_Your goal:_
Would you return all of this data exactly, leaving nothing out?
::: Extracted material :::
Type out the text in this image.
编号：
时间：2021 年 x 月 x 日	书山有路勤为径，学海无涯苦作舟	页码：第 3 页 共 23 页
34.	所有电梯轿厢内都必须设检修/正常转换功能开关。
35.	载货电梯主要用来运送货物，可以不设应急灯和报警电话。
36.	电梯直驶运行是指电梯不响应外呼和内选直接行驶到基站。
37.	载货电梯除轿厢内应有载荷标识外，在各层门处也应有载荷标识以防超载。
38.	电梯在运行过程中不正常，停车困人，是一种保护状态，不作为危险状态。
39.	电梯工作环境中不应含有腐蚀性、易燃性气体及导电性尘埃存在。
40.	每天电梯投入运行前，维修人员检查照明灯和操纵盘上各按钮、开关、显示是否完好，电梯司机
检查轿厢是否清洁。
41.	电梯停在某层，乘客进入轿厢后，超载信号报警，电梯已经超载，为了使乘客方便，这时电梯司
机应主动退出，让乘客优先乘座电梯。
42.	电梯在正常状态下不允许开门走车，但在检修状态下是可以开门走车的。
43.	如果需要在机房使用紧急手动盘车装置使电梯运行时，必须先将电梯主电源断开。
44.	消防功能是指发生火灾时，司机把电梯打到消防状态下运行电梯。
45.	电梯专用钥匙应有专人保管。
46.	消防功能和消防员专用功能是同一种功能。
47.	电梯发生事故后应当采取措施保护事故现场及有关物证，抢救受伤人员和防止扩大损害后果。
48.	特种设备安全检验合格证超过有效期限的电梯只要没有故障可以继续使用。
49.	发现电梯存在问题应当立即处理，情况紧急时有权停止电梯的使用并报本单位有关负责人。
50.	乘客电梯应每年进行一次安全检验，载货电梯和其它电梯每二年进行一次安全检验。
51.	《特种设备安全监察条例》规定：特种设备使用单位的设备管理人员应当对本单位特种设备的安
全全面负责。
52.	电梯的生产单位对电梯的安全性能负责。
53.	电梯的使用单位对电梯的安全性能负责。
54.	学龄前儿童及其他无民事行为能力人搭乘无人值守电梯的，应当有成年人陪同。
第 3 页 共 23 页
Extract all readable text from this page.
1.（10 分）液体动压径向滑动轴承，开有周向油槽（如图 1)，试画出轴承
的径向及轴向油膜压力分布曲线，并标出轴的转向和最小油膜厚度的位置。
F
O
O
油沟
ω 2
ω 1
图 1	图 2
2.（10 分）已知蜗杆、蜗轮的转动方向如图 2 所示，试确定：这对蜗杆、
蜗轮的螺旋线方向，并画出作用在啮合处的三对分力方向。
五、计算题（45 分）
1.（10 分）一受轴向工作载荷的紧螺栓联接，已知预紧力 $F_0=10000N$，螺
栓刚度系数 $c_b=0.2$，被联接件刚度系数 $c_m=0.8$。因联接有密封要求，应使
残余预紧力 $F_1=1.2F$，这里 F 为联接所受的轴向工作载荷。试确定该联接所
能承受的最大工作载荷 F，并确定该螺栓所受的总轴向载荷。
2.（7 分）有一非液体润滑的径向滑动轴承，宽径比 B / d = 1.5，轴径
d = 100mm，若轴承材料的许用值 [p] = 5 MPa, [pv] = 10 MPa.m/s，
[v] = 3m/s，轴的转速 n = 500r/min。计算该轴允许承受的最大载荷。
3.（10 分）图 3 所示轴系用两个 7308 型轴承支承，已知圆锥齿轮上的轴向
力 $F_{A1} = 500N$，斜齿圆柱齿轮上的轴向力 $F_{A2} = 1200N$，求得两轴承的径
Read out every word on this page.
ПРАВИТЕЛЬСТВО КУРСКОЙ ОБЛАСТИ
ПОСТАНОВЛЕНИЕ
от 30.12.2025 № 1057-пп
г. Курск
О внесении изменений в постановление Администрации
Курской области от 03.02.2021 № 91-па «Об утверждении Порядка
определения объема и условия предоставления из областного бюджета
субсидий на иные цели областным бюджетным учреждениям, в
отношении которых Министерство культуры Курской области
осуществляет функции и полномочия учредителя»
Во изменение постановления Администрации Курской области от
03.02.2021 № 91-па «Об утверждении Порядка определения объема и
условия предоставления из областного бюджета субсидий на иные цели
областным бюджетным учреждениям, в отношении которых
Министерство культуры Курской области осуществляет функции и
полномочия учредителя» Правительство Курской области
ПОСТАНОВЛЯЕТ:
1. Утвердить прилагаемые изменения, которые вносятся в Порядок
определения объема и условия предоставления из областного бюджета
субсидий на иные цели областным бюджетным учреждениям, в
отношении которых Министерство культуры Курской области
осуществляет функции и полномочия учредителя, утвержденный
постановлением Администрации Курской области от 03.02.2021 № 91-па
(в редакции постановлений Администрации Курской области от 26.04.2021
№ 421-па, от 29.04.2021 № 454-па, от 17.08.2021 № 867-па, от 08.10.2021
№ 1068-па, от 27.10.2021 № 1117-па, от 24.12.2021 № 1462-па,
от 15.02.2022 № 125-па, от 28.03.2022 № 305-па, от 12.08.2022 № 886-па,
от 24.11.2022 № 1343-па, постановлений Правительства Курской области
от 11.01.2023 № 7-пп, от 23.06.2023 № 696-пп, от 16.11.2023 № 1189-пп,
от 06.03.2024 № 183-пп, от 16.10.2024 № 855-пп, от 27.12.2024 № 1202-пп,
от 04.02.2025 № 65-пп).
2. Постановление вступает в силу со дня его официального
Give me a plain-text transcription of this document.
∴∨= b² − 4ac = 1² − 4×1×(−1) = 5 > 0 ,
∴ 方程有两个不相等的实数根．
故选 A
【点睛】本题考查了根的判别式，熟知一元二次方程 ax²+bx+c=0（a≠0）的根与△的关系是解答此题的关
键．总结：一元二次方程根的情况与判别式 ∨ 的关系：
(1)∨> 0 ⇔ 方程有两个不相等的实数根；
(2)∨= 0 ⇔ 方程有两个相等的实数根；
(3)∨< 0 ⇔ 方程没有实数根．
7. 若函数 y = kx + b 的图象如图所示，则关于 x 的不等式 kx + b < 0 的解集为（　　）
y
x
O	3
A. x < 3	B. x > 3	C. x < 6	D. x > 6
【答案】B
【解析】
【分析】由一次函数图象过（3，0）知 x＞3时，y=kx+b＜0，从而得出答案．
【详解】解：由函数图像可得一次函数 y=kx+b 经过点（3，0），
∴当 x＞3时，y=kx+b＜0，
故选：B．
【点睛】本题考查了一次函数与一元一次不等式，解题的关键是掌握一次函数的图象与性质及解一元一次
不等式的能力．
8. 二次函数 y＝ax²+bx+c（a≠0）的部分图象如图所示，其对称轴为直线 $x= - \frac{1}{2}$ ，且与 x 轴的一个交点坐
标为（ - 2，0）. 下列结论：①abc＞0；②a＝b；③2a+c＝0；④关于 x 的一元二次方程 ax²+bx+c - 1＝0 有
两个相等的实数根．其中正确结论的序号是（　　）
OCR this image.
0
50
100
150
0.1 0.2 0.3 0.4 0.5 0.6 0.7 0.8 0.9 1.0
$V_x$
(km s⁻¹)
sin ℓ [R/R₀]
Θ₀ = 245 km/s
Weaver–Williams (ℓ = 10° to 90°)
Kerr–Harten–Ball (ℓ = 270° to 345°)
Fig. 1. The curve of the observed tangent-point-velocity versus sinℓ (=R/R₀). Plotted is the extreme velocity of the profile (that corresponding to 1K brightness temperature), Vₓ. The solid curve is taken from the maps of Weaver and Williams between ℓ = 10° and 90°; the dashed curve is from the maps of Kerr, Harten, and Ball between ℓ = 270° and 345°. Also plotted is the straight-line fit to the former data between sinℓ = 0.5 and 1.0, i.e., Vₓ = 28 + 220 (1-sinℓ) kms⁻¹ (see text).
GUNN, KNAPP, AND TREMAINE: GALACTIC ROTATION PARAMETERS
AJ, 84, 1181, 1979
:::
_Response to the task:_
Type out the text in this image.
编号：
时间：2021 年 x 月 x 日	书山有路勤为径，学海无涯苦作舟	页码：第 3 页 共 23 页
34.	所有电梯轿厢内都必须设检修/正常转换功能开关。
35.	载货电梯主要用来运送货物，可以不设应急灯和报警电话。
36.	电梯直驶运行是指电梯不响应外呼和内选直接行驶到基站。
37.	载货电梯除轿厢内应有载荷标识外，在各层门处也应有载荷标识以防超载。
38.	电梯在运行过程中不正常，停车困人，是一种保护状态，不作为危险状态。
39.	电梯工作环境中不应含有腐蚀性、易燃性气体及导电性尘埃存在。
40.	每天电梯投入运行前，维修人员检查照明灯和操纵盘上各按钮、开关、显示是否完好，电梯司机
检查轿厢是否清洁。
41.	电梯停在某层，乘客进入轿厢后，超载信号报警，电梯已经超载，为了使乘客方便，这时电梯司
机应主动退出，让乘客优先乘座电梯。
42.	电梯在正常状态下不允许开门走车，但在检修状态下是可以开门走车的。
43.	如果需要在机房使用紧急手动盘车装置使电梯运行时，必须先将电梯主电源断开。
44.	消防功能是指发生火灾时，司机把电梯打到消防状态下运行电梯。
45.	电梯专用钥匙应有专人保管。
46.	消防功能和消防员专用功能是同一种功能。
47.	电梯发生事故后应当采取措施保护事故现场及有关物证，抢救受伤人员和防止扩大损害后果。
48.	特种设备安全检验合格证超过有效期限的电梯只要没有故障可以继续使用。
49.	发现电梯存在问题应当立即处理，情况紧急时有权停止电梯的使用并报本单位有关负责人。
50.	乘客电梯应每年进行一次安全检验，载货电梯和其它电梯每二年进行一次安全检验。
51.	《特种设备安全监察条例》规定：特种设备使用单位的设备管理人员应当对本单位特种设备的安
全全面负责。
52.	电梯的生产单位对电梯的安全性能负责。
53.	电梯的使用单位对电梯的安全性能负责。
54.	学龄前儿童及其他无民事行为能力人搭乘无人值守电梯的，应当有成年人陪同。
第 3 页 共 23 页
Extract all readable text from this page.
1.（10 分）液体动压径向滑动轴承，开有周向油槽（如图 1)，试画出轴承
的径向及轴向油膜压力分布曲线，并标出轴的转向和最小油膜厚度的位置。
F
O
O
油沟
ω 2
ω 1
图 1	图 2
2.（10 分）已知蜗杆、蜗轮的转动方向如图 2 所示，试确定：这对蜗杆、
蜗轮的螺旋线方向，并画出作用在啮合处的三对分力方向。
五、计算题（45 分）
1.（10 分）一受轴向工作载荷的紧螺栓联接，已知预紧力 $F_0=10000N$，螺
栓刚度系数 $c_b=0.2$，被联接件刚度系数 $c_m=0.8$。因联接有密封要求，应使
残余预紧力 $F_1=1.2F$，这里 F 为联接所受的轴向工作载荷。试确定该联接所
能承受的最大工作载荷 F，并确定该螺栓所受的总轴向载荷。
2.（7 分）有一非液体润滑的径向滑动轴承，宽径比 B / d = 1.5，轴径
d = 100mm，若轴承材料的许用值 [p] = 5 MPa, [pv] = 10 MPa.m/s，
[v] = 3m/s，轴的转速 n = 500r/min。计算该轴允许承受的最大载荷。
3.（10 分）图 3 所示轴系用两个 7308 型轴承支承，已知圆锥齿轮上的轴向
力 $F_{A1} = 500N$，斜齿圆柱齿轮上的轴向力 $F_{A2} = 1200N$，求得两轴承的径
Read out every word on this page.
ПРАВИТЕЛЬСТВО КУРСКОЙ ОБЛАСТИ
ПОСТАНОВЛЕНИЕ
от 30.12.2025 № 1057-пп
г. Курск
О внесении изменений в постановление Администрации
Курской области от 03.02.2021 № 91-па «Об утверждении Порядка
определения объема и условия предоставления из областного бюджета
субсидий на иные цели областным бюджетным учреждениям, в
отношении которых Министерство культуры Курской области
осуществляет функции и полномочия учредителя»
Во изменение постановления Администрации Курской области от
03.02.2021 № 91-па «Об утверждении Порядка определения объема и
условия предоставления из областного бюджета субсидий на иные цели
областным бюджетным учреждениям, в отношении которых
Министерство культуры Курской области осуществляет функции и
полномочия учредителя» Правительство Курской области
ПОСТАНОВЛЯЕТ:
1. Утвердить прилагаемые изменения, которые вносятся в Порядок
определения объема и условия предоставления из областного бюджета
субсидий на иные цели областным бюджетным учреждениям, в
отношении которых Министерство культуры Курской области
осуществляет функции и полномочия учредителя, утвержденный
постановлением Администрации Курской области от 03.02.2021 № 91-па
(в редакции постановлений Администрации Курской области от 26.04.2021
№ 421-па, от 29.04.2021 № 454-па, от 17.08.2021 № 867-па, от 08.10.2021
№ 1068-па, от 27.10.2021 № 1117-па, от 24.12.2021 № 1462-па,
от 15.02.2022 № 125-па, от 28.03.2022 № 305-па, от 12.08.2022 № 886-па,
от 24.11.2022 № 1343-па, постановлений Правительства Курской области
от 11.01.2023 № 7-пп, от 23.06.2023 № 696-пп, от 16.11.2023 № 1189-пп,
от 06.03.2024 № 183-пп, от 16.10.2024 № 855-пп, от 27.12.2024 № 1202-пп,
от 04.02.2025 № 65-пп).
2. Постановление вступает в силу со дня его официального
Give me a plain-text transcription of this document.
∴∨= b² − 4ac = 1² − 4×1×(−1) = 5 > 0 ,
∴ 方程有两个不相等的实数根．
故选 A
【点睛】本题考查了根的判别式，熟知一元二次方程 ax²+bx+c=0（a≠0）的根与△的关系是解答此题的关
键．总结：一元二次方程根的情况与判别式 ∨ 的关系：
(1)∨> 0 ⇔ 方程有两个不相等的实数根；
(2)∨= 0 ⇔ 方程有两个相等的实数根；
(3)∨< 0 ⇔ 方程没有实数根．
7. 若函数 y = kx + b 的图象如图所示，则关于 x 的不等式 kx + b < 0 的解集为（　　）
y
x
O	3
A. x < 3	B. x > 3	C. x < 6	D. x > 6
【答案】B
【解析】
【分析】由一次函数图象过（3，0）知 x＞3时，y=kx+b＜0，从而得出答案．
【详解】解：由函数图像可得一次函数 y=kx+b 经过点（3，0），
∴当 x＞3时，y=kx+b＜0，
故选：B．
【点睛】本题考查了一次函数与一元一次不等式，解题的关键是掌握一次函数的图象与性质及解一元一次
不等式的能力．
8. 二次函数 y＝ax²+bx+c（a≠0）的部分图象如图所示，其对称轴为直线 $x= - \frac{1}{2}$ ，且与 x 轴的一个交点坐
标为（ - 2，0）. 下列结论：①abc＞0；②a＝b；③2a+c＝0；④关于 x 的一元二次方程 ax²+bx+c - 1＝0 有
两个相等的实数根．其中正确结论的序号是（　　）
OCR this image.
0
50
100
150
0.1 0.2 0.3 0.4 0.5 0.6 0.7 0.8 0.9 1.0
$V_x$
(km s⁻¹)
sin ℓ [R/R₀]
Θ₀ = 245 km/s
Weaver–Williams (ℓ = 10° to 90°)
Kerr–Harten–Ball (ℓ = 270° to 345°)
Fig. 1. The curve of the observed tangent-point-velocity versus sinℓ (=R/R₀). Plotted is the extreme velocity of the profile (that corresponding to 1K brightness temperature), Vₓ. The solid curve is taken from the maps of Weaver and Williams between ℓ = 10° and 90°; the dashed curve is from the maps of Kerr, Harten, and Ball between ℓ = 270° and 345°. Also plotted is the straight-line fit to the former data between sinℓ = 0.5 and 1.0, i.e., Vₓ = 28 + 220 (1-sinℓ) kms⁻¹ (see text).
GUNN, KNAPP, AND TREMAINE: GALACTIC ROTATION PARAMETERS
AJ, 84, 1181, 1979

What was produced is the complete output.